What is expected:
Copy out all lines with the word "xlabel" in them.

Dataset entries on figures:

[START]

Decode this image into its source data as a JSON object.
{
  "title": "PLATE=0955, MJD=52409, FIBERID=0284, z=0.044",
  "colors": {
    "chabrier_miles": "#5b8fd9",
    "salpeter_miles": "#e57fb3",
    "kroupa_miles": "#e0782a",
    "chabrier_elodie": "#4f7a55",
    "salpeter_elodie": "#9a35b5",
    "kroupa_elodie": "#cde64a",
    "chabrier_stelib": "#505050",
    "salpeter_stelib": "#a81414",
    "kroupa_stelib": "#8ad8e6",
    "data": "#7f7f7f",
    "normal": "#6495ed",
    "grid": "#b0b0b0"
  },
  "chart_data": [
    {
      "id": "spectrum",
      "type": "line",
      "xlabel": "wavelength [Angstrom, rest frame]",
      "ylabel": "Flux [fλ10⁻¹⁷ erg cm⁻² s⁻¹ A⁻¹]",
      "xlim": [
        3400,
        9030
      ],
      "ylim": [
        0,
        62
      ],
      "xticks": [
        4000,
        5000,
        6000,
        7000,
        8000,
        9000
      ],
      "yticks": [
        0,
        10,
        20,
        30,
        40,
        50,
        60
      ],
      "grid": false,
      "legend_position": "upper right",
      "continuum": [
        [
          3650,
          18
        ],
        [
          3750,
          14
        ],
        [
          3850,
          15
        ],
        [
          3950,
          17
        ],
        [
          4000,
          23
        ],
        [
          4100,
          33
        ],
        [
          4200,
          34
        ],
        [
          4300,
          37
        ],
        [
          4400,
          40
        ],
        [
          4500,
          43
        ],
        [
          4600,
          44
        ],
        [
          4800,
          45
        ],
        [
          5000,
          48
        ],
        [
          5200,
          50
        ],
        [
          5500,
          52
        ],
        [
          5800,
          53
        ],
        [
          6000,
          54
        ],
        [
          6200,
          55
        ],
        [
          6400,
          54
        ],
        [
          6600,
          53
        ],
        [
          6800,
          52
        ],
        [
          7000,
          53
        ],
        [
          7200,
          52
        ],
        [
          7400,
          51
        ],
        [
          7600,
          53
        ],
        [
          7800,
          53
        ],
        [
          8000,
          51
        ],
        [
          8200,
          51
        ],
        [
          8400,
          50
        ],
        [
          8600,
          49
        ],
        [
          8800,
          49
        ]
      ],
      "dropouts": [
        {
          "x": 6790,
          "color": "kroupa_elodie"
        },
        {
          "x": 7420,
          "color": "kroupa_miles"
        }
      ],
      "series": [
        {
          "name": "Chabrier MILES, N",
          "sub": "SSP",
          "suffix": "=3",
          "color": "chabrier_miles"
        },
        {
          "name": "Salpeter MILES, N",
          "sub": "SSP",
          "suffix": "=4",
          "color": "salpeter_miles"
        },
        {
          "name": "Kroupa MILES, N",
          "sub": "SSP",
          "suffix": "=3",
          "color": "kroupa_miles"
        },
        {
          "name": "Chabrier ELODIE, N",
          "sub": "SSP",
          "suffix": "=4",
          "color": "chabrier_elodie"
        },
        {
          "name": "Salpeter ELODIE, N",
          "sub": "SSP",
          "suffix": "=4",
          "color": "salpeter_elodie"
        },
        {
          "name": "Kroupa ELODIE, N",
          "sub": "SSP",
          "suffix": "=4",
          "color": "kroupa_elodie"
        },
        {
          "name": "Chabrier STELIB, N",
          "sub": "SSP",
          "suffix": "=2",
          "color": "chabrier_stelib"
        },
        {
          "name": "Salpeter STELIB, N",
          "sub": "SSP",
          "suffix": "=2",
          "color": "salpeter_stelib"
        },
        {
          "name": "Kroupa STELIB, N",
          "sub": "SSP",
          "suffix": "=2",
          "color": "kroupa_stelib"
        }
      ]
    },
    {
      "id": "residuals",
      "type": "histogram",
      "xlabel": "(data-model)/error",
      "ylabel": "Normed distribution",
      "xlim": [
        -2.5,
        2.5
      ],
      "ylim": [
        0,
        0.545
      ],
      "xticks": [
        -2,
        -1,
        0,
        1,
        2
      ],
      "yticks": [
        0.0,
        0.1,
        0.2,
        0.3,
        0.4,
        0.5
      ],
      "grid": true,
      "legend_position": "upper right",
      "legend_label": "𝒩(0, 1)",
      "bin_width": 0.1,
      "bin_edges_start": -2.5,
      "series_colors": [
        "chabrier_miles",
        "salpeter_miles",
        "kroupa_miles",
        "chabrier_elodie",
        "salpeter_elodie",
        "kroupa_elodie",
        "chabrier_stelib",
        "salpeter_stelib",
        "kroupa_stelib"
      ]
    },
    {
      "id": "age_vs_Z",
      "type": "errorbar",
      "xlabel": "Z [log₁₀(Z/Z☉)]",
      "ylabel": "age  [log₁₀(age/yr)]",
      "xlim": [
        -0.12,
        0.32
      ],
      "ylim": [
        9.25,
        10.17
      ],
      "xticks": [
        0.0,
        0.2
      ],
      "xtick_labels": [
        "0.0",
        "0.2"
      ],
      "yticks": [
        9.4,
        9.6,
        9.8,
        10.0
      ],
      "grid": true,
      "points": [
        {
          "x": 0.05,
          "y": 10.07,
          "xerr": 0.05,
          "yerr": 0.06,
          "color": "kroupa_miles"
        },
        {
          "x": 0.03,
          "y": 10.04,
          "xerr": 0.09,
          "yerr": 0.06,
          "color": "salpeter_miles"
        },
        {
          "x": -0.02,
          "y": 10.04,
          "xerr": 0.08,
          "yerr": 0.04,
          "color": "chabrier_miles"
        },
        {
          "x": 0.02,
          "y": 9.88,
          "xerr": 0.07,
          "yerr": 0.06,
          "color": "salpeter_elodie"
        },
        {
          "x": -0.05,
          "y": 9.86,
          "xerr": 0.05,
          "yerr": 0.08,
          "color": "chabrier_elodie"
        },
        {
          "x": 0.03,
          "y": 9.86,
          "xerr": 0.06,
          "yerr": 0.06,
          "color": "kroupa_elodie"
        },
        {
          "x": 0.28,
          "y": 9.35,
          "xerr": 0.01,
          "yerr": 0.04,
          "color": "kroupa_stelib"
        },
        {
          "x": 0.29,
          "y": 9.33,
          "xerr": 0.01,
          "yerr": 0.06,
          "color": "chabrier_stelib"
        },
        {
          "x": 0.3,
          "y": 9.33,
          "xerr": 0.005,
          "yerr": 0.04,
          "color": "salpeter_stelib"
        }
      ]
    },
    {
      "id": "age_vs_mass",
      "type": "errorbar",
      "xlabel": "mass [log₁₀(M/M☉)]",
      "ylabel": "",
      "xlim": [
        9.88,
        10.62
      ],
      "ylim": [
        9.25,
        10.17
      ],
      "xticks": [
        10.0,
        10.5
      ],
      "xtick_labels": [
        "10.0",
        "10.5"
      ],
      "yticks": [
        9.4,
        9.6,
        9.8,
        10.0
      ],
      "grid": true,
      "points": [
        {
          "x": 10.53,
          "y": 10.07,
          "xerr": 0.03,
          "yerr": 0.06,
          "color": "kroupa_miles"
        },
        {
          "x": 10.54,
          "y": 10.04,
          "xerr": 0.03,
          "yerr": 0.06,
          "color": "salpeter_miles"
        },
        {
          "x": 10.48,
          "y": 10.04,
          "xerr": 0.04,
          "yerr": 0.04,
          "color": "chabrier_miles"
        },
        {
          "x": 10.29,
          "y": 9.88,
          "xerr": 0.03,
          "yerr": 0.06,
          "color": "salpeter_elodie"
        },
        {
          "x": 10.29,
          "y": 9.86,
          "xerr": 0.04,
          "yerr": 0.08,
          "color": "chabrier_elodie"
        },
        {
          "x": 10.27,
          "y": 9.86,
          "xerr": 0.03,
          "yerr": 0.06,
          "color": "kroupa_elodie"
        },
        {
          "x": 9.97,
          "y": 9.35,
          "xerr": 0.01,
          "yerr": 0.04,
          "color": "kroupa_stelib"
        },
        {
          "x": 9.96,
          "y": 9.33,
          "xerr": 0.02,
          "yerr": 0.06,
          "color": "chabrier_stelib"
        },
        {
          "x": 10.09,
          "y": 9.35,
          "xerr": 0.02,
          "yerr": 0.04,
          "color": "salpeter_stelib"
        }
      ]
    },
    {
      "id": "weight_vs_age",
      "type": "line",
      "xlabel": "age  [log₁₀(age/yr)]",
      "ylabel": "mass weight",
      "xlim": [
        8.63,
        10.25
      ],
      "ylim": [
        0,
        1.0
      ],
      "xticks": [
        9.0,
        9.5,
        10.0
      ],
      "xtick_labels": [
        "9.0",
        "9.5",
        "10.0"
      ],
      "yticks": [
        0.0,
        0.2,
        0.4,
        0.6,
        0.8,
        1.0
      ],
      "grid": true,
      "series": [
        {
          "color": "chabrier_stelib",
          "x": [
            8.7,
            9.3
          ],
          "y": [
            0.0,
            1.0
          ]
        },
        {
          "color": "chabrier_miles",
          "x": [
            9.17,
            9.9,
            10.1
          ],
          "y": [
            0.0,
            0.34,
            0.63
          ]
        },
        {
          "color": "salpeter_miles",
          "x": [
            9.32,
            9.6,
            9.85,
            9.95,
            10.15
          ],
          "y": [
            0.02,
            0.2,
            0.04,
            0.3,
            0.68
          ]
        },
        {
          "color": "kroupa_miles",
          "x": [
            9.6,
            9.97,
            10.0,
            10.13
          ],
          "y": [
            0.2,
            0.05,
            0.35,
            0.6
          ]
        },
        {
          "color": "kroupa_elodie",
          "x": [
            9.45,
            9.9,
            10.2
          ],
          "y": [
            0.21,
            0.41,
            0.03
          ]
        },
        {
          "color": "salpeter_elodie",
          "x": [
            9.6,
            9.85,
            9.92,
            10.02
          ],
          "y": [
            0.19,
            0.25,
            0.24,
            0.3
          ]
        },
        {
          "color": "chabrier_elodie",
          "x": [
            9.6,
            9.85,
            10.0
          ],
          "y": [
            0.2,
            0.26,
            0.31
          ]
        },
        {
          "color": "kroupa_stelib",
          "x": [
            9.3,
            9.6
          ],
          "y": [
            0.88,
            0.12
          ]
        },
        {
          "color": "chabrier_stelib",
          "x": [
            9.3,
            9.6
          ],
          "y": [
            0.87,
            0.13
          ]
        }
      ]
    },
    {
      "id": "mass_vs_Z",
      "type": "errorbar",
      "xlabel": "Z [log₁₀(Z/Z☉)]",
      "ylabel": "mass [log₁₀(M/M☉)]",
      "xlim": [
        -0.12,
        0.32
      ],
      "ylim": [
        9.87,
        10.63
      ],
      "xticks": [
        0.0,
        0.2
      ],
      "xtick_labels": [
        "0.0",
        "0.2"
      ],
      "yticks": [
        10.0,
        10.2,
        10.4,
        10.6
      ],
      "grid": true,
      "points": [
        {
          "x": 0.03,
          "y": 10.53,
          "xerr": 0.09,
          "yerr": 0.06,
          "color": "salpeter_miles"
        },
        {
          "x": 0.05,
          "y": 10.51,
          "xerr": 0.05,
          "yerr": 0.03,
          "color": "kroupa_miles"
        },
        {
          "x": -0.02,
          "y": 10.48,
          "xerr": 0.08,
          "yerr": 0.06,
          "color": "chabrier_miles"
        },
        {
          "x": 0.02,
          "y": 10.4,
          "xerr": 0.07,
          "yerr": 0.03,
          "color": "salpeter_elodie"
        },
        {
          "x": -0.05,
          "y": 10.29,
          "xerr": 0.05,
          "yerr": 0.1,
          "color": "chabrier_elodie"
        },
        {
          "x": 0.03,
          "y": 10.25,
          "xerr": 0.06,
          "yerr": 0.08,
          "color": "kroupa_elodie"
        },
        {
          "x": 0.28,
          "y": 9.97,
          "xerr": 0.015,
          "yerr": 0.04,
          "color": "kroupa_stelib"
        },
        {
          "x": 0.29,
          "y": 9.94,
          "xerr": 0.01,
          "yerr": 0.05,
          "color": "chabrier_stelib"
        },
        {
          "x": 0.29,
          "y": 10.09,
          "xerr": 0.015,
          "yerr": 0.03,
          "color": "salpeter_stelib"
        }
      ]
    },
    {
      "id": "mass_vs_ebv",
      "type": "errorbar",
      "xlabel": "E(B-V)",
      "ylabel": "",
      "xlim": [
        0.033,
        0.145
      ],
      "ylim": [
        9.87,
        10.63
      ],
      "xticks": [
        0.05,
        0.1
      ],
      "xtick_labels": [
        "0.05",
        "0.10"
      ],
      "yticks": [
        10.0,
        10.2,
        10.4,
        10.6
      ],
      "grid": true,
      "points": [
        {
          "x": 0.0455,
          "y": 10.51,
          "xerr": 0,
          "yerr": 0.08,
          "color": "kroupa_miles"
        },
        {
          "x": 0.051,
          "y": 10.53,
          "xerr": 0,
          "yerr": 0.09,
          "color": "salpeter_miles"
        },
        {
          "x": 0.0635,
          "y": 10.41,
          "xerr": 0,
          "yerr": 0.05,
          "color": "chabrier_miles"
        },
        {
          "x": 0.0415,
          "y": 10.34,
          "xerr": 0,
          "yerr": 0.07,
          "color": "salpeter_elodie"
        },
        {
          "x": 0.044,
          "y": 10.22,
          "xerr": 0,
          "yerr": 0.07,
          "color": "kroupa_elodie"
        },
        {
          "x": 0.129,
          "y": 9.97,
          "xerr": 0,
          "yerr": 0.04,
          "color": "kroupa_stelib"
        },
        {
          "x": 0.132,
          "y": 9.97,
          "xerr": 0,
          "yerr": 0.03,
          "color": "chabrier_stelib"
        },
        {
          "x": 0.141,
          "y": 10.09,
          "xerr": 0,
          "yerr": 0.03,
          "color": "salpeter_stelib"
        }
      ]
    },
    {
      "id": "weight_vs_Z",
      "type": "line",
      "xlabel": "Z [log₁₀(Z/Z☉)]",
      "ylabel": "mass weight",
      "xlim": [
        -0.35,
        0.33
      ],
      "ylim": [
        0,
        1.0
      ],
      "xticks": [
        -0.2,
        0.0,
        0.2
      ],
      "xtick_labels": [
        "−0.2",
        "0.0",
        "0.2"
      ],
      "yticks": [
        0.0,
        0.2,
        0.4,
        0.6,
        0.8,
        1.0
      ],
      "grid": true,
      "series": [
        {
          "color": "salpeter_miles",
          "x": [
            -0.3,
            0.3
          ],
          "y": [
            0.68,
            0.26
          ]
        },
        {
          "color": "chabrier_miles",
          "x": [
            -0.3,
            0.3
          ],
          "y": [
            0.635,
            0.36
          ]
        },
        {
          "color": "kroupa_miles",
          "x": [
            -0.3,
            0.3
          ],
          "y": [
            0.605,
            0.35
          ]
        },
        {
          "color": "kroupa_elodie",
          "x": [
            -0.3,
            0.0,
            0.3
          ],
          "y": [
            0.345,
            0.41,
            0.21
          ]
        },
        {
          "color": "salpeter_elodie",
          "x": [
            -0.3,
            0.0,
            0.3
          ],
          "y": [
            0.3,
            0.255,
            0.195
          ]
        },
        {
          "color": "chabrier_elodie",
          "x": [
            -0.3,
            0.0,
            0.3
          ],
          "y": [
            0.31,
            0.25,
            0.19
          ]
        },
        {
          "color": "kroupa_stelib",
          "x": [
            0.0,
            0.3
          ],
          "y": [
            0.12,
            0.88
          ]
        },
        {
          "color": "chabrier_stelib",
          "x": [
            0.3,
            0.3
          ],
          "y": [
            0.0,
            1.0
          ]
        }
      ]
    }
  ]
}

[END]

Result of the exercise:
      "xlabel": "wavelength [Angstrom, rest frame]",
      "xlabel": "(data-model)/error",
      "xlabel": "Z [log₁₀(Z/Z☉)]",
      "xlabel": "mass [log₁₀(M/M☉)]",
      "xlabel": "age  [log₁₀(age/yr)]",
      "xlabel": "Z [log₁₀(Z/Z☉)]",
      "xlabel": "E(B-V)",
      "xlabel": "Z [log₁₀(Z/Z☉)]",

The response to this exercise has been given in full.